** Start of DATASET ROWS **

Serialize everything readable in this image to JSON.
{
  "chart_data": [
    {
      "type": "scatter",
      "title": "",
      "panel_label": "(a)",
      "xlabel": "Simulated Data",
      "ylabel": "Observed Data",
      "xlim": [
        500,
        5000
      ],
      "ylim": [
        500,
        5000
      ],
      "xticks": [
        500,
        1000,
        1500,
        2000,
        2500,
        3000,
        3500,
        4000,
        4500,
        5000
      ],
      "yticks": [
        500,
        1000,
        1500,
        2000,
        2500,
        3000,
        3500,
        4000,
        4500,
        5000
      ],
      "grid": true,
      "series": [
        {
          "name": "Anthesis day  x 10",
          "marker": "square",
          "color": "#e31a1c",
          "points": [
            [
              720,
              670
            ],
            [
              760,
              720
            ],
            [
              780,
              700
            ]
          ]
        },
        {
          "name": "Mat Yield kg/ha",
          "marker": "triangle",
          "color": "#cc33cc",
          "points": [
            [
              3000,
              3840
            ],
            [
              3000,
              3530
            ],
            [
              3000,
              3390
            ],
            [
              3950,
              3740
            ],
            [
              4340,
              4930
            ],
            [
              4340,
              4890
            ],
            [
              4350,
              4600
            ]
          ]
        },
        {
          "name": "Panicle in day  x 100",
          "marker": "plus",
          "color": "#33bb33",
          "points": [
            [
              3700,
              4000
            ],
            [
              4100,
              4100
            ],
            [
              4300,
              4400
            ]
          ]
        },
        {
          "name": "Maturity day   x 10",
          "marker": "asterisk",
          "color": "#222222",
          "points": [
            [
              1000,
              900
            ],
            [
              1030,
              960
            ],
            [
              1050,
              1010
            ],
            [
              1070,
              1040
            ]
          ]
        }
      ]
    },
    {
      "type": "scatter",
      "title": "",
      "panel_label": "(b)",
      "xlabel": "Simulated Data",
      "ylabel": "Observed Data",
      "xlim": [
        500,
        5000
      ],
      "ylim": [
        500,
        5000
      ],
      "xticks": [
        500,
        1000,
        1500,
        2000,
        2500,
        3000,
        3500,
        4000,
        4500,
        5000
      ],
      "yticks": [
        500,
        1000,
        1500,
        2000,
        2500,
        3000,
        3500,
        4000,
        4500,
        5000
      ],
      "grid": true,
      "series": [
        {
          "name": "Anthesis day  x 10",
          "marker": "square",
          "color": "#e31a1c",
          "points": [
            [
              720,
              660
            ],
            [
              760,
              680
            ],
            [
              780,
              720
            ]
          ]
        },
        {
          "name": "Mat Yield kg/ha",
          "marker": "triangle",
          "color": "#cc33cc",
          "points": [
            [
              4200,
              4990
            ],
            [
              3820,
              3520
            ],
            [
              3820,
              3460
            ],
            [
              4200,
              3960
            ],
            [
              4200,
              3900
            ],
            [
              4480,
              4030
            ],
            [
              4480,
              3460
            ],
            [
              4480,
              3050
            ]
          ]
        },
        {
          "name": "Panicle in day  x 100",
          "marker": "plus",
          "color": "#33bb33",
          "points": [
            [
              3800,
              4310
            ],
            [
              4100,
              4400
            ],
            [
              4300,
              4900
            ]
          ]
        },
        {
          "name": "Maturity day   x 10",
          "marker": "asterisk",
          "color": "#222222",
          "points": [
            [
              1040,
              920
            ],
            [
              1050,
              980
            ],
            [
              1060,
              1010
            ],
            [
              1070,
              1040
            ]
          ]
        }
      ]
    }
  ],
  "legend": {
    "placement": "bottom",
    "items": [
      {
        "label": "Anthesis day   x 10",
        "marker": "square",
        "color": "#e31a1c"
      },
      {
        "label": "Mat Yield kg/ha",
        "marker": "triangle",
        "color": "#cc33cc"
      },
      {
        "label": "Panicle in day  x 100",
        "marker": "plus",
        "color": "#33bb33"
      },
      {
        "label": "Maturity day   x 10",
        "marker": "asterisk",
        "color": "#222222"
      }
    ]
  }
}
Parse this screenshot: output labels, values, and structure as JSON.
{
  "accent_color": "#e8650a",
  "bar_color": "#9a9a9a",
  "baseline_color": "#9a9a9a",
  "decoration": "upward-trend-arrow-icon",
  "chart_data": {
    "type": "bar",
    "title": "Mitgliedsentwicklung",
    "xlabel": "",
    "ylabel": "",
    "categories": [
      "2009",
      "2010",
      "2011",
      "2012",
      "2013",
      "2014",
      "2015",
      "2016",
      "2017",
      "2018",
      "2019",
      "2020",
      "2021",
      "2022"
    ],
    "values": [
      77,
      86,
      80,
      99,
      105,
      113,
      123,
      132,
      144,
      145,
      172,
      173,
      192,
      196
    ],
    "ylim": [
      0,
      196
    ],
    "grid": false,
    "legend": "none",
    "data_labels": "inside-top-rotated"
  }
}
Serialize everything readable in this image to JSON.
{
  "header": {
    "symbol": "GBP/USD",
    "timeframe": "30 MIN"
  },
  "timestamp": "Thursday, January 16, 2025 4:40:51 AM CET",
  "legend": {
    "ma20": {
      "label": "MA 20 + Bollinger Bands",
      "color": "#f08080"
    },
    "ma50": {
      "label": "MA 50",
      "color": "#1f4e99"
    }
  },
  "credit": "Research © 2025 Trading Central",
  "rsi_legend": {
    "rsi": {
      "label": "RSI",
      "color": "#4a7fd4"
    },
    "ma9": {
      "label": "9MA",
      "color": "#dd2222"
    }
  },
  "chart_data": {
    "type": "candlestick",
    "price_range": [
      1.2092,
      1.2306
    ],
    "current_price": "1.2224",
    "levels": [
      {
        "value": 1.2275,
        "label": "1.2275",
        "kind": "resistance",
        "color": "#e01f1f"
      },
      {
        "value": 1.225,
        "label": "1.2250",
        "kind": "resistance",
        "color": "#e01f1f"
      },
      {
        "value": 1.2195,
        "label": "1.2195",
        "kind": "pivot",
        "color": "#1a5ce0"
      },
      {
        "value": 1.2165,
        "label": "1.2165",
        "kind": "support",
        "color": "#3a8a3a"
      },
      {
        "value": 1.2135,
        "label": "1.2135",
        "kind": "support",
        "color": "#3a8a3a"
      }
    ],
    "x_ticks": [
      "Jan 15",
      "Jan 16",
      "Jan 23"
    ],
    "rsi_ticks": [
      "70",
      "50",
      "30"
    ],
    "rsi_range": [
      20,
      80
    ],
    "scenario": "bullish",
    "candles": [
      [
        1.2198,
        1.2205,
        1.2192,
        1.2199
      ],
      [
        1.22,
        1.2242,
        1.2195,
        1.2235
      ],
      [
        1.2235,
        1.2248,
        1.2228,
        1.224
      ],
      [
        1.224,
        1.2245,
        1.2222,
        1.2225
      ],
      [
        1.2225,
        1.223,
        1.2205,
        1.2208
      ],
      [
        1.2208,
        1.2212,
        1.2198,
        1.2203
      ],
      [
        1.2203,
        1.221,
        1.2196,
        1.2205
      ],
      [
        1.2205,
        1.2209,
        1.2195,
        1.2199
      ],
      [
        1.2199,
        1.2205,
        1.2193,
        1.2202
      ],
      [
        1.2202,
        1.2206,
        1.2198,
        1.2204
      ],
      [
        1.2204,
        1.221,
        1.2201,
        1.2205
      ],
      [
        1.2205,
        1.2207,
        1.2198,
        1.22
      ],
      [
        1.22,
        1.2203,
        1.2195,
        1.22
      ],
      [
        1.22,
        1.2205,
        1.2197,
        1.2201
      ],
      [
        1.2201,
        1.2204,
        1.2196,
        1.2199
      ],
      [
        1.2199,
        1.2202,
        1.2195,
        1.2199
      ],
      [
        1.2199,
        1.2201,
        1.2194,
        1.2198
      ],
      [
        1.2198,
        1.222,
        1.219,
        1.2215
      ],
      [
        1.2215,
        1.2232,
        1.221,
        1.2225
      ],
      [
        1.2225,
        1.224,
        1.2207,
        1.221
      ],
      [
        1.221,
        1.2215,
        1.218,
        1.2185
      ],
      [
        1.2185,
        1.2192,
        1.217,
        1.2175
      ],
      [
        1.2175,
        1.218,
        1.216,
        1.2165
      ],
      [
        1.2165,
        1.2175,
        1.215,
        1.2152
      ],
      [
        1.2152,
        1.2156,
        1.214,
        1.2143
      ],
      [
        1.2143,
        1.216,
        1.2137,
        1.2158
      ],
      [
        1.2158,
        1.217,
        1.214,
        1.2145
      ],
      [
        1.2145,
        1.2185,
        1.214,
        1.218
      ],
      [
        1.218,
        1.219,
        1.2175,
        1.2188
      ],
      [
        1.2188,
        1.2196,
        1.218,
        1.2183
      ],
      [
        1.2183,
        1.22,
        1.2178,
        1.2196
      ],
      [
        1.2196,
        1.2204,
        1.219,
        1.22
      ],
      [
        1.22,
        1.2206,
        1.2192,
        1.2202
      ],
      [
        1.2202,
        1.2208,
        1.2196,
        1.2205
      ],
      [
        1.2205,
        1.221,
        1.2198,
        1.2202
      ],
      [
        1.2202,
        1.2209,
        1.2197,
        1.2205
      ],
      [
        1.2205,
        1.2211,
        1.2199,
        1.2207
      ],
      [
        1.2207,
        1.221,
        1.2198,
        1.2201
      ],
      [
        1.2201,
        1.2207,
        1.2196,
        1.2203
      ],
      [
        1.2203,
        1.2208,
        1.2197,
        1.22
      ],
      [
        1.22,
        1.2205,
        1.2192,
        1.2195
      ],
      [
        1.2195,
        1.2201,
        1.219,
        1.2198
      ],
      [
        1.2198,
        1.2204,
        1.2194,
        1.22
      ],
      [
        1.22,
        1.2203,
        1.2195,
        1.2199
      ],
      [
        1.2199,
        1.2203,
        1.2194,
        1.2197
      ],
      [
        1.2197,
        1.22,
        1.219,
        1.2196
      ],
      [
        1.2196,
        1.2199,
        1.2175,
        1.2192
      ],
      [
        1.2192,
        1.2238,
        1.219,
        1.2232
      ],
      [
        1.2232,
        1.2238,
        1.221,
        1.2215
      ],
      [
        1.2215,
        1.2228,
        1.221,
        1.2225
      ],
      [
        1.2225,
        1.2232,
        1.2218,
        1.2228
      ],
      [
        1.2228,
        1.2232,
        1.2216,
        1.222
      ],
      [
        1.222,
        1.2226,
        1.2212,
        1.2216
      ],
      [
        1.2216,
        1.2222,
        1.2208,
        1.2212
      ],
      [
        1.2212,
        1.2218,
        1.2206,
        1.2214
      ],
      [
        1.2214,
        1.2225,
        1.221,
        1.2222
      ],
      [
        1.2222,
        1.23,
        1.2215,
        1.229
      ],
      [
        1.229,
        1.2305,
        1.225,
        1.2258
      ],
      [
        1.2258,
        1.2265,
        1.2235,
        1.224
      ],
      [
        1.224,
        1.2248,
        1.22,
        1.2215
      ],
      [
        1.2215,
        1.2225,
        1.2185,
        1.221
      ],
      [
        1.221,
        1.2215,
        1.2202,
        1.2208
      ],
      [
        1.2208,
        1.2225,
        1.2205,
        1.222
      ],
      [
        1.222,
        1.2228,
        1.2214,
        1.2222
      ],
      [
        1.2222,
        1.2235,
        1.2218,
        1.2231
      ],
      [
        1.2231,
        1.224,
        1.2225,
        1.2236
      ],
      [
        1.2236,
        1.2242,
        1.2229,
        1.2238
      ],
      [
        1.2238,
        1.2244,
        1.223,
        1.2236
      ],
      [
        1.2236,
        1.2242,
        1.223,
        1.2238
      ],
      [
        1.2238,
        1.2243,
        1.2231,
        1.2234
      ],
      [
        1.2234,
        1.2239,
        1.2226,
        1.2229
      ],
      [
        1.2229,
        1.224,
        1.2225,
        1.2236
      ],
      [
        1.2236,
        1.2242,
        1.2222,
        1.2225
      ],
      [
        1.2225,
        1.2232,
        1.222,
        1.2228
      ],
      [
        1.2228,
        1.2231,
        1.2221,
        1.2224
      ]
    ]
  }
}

** End of DATASET ROWS **

- REQUIRED WORK
Work out the count of lines containing the word "values", then write only that count.

- RESULT BELOW
2